**WORK TO COMPLETE**.
Copy every line in which the string "grossesse" occurs.

**INFORMATION SHOWN**.
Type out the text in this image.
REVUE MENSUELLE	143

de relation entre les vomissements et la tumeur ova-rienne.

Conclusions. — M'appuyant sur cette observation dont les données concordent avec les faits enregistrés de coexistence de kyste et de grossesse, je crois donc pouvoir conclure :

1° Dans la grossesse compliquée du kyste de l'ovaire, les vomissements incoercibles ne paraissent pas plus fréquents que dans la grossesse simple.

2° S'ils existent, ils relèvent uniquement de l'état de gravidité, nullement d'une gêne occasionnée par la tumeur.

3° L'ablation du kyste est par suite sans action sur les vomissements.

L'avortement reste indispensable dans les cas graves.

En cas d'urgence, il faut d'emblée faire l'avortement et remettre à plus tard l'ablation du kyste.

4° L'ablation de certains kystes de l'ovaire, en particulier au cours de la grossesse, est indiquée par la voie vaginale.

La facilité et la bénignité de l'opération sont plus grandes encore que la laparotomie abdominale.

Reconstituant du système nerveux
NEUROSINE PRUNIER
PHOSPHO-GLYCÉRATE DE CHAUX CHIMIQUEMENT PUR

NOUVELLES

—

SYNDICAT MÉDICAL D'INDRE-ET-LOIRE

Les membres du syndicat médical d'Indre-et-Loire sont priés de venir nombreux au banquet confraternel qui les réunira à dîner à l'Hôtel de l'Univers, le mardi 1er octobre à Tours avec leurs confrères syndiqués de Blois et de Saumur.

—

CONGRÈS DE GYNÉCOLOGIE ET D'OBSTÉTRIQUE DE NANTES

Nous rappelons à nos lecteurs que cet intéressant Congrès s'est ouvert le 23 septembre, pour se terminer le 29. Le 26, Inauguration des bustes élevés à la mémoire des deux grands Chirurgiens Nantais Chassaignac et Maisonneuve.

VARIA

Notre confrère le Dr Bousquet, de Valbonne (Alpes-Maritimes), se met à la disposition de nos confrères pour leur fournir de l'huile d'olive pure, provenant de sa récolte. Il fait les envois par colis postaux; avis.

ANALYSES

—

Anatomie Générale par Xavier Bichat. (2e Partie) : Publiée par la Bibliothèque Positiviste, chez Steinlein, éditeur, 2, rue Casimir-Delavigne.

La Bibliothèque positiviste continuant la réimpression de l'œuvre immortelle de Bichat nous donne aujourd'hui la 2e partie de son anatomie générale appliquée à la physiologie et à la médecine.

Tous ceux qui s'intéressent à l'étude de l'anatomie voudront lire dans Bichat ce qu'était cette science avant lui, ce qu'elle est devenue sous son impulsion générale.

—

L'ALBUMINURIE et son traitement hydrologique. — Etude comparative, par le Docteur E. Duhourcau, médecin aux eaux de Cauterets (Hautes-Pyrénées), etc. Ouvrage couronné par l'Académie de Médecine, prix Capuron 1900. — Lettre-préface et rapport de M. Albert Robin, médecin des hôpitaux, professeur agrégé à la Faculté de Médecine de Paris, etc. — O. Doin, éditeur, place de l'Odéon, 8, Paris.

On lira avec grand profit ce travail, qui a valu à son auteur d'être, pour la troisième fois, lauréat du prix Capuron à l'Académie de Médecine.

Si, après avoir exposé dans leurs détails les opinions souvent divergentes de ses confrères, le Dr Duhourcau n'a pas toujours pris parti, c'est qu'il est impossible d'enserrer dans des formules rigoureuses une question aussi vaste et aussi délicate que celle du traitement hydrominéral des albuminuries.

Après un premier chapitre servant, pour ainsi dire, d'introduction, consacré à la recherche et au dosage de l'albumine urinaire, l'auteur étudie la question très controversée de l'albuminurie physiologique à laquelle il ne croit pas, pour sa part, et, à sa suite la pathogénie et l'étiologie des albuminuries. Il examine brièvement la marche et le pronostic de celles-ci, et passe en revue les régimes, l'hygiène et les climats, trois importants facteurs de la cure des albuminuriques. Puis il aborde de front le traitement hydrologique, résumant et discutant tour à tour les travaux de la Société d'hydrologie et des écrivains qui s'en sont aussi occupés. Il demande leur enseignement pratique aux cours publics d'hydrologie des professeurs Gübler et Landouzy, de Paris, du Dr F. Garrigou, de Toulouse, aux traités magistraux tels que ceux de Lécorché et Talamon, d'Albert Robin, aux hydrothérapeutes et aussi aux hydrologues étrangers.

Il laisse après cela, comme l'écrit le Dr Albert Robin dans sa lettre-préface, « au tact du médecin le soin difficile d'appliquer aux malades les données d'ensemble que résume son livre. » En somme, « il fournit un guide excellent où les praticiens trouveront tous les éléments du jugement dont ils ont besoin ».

**EXERCISE RESULT**.
Conclusions. — M'appuyant sur cette observation dont les données concordent avec les faits enregistrés de coexistence de kyste et de grossesse, je crois donc pouvoir conclure :
1° Dans la grossesse compliquée du kyste de l'ovaire, les vomissements incoercibles ne paraissent pas plus fréquents que dans la grossesse simple.
4° L'ablation de certains kystes de l'ovaire, en particulier au cours de la grossesse, est indiquée par la voie vaginale.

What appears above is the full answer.